[Begin Records for processing]

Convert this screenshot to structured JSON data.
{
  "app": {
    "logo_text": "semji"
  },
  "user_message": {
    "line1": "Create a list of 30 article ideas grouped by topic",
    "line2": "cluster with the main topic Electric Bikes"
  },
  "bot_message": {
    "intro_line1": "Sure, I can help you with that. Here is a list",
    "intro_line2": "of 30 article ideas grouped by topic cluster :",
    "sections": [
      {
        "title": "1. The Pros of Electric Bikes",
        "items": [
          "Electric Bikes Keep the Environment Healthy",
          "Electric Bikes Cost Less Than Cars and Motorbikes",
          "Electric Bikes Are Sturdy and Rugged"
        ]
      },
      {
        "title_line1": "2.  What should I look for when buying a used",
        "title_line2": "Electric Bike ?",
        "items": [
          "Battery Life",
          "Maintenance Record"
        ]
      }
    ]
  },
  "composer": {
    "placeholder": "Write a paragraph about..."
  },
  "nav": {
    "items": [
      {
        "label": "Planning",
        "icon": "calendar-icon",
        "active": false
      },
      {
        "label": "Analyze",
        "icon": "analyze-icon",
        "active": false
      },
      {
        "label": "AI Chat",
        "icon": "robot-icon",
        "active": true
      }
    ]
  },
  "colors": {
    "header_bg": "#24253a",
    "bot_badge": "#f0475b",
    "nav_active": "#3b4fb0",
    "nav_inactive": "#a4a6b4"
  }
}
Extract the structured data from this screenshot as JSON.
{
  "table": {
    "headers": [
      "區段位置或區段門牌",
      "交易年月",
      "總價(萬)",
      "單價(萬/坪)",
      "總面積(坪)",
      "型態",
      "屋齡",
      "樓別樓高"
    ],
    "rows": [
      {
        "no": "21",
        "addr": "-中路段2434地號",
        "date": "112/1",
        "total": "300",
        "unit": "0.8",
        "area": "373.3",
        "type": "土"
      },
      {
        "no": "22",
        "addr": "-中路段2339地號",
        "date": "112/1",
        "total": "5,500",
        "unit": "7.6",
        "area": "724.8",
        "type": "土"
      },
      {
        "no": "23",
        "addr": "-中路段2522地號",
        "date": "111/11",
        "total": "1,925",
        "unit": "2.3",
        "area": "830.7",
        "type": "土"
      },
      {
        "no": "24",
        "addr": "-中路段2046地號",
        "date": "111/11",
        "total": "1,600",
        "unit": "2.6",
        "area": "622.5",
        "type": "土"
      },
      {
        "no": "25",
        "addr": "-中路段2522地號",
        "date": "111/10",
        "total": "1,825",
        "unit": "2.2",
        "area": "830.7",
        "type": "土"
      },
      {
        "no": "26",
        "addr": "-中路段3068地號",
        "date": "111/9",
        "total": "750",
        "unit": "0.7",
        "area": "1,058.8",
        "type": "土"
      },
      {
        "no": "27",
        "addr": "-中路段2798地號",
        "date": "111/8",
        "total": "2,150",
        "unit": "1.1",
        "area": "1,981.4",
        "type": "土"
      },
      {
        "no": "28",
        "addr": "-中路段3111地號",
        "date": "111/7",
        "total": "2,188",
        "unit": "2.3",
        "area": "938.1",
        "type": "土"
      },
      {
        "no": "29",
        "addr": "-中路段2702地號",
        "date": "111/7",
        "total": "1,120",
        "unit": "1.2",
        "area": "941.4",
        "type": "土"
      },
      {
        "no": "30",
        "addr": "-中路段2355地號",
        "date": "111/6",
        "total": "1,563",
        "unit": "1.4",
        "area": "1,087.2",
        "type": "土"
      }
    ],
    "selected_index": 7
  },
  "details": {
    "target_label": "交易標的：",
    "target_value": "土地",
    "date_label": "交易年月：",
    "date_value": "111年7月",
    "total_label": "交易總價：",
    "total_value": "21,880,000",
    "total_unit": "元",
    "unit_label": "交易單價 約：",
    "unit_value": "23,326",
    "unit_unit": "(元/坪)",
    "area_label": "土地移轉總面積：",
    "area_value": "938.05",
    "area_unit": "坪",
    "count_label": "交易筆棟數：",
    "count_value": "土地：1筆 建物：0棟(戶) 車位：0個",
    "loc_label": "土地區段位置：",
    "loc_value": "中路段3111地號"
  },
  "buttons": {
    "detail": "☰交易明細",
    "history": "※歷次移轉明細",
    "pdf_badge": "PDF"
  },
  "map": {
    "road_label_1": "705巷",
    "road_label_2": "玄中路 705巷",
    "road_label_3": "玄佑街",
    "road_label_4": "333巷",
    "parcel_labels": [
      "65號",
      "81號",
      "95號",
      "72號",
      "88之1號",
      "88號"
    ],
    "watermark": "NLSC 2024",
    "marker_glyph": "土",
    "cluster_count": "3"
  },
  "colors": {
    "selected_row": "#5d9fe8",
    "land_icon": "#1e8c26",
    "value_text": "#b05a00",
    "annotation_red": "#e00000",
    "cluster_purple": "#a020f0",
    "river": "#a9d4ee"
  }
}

[End Records for processing]

#### Written problem
Repeat the material above in full, exactly as it stands.

#### Reply
Convert this screenshot to structured JSON data.
{
  "app": {
    "logo_text": "semji"
  },
  "user_message": {
    "line1": "Create a list of 30 article ideas grouped by topic",
    "line2": "cluster with the main topic Electric Bikes"
  },
  "bot_message": {
    "intro_line1": "Sure, I can help you with that. Here is a list",
    "intro_line2": "of 30 article ideas grouped by topic cluster :",
    "sections": [
      {
        "title": "1. The Pros of Electric Bikes",
        "items": [
          "Electric Bikes Keep the Environment Healthy",
          "Electric Bikes Cost Less Than Cars and Motorbikes",
          "Electric Bikes Are Sturdy and Rugged"
        ]
      },
      {
        "title_line1": "2.  What should I look for when buying a used",
        "title_line2": "Electric Bike ?",
        "items": [
          "Battery Life",
          "Maintenance Record"
        ]
      }
    ]
  },
  "composer": {
    "placeholder": "Write a paragraph about..."
  },
  "nav": {
    "items": [
      {
        "label": "Planning",
        "icon": "calendar-icon",
        "active": false
      },
      {
        "label": "Analyze",
        "icon": "analyze-icon",
        "active": false
      },
      {
        "label": "AI Chat",
        "icon": "robot-icon",
        "active": true
      }
    ]
  },
  "colors": {
    "header_bg": "#24253a",
    "bot_badge": "#f0475b",
    "nav_active": "#3b4fb0",
    "nav_inactive": "#a4a6b4"
  }
}
Extract the structured data from this screenshot as JSON.
{
  "table": {
    "headers": [
      "區段位置或區段門牌",
      "交易年月",
      "總價(萬)",
      "單價(萬/坪)",
      "總面積(坪)",
      "型態",
      "屋齡",
      "樓別樓高"
    ],
    "rows": [
      {
        "no": "21",
        "addr": "-中路段2434地號",
        "date": "112/1",
        "total": "300",
        "unit": "0.8",
        "area": "373.3",
        "type": "土"
      },
      {
        "no": "22",
        "addr": "-中路段2339地號",
        "date": "112/1",
        "total": "5,500",
        "unit": "7.6",
        "area": "724.8",
        "type": "土"
      },
      {
        "no": "23",
        "addr": "-中路段2522地號",
        "date": "111/11",
        "total": "1,925",
        "unit": "2.3",
        "area": "830.7",
        "type": "土"
      },
      {
        "no": "24",
        "addr": "-中路段2046地號",
        "date": "111/11",
        "total": "1,600",
        "unit": "2.6",
        "area": "622.5",
        "type": "土"
      },
      {
        "no": "25",
        "addr": "-中路段2522地號",
        "date": "111/10",
        "total": "1,825",
        "unit": "2.2",
        "area": "830.7",
        "type": "土"
      },
      {
        "no": "26",
        "addr": "-中路段3068地號",
        "date": "111/9",
        "total": "750",
        "unit": "0.7",
        "area": "1,058.8",
        "type": "土"
      },
      {
        "no": "27",
        "addr": "-中路段2798地號",
        "date": "111/8",
        "total": "2,150",
        "unit": "1.1",
        "area": "1,981.4",
        "type": "土"
      },
      {
        "no": "28",
        "addr": "-中路段3111地號",
        "date": "111/7",
        "total": "2,188",
        "unit": "2.3",
        "area": "938.1",
        "type": "土"
      },
      {
        "no": "29",
        "addr": "-中路段2702地號",
        "date": "111/7",
        "total": "1,120",
        "unit": "1.2",
        "area": "941.4",
        "type": "土"
      },
      {
        "no": "30",
        "addr": "-中路段2355地號",
        "date": "111/6",
        "total": "1,563",
        "unit": "1.4",
        "area": "1,087.2",
        "type": "土"
      }
    ],
    "selected_index": 7
  },
  "details": {
    "target_label": "交易標的：",
    "target_value": "土地",
    "date_label": "交易年月：",
    "date_value": "111年7月",
    "total_label": "交易總價：",
    "total_value": "21,880,000",
    "total_unit": "元",
    "unit_label": "交易單價 約：",
    "unit_value": "23,326",
    "unit_unit": "(元/坪)",
    "area_label": "土地移轉總面積：",
    "area_value": "938.05",
    "area_unit": "坪",
    "count_label": "交易筆棟數：",
    "count_value": "土地：1筆 建物：0棟(戶) 車位：0個",
    "loc_label": "土地區段位置：",
    "loc_value": "中路段3111地號"
  },
  "buttons": {
    "detail": "☰交易明細",
    "history": "※歷次移轉明細",
    "pdf_badge": "PDF"
  },
  "map": {
    "road_label_1": "705巷",
    "road_label_2": "玄中路 705巷",
    "road_label_3": "玄佑街",
    "road_label_4": "333巷",
    "parcel_labels": [
      "65號",
      "81號",
      "95號",
      "72號",
      "88之1號",
      "88號"
    ],
    "watermark": "NLSC 2024",
    "marker_glyph": "土",
    "cluster_count": "3"
  },
  "colors": {
    "selected_row": "#5d9fe8",
    "land_icon": "#1e8c26",
    "value_text": "#b05a00",
    "annotation_red": "#e00000",
    "cluster_purple": "#a020f0",
    "river": "#a9d4ee"
  }
}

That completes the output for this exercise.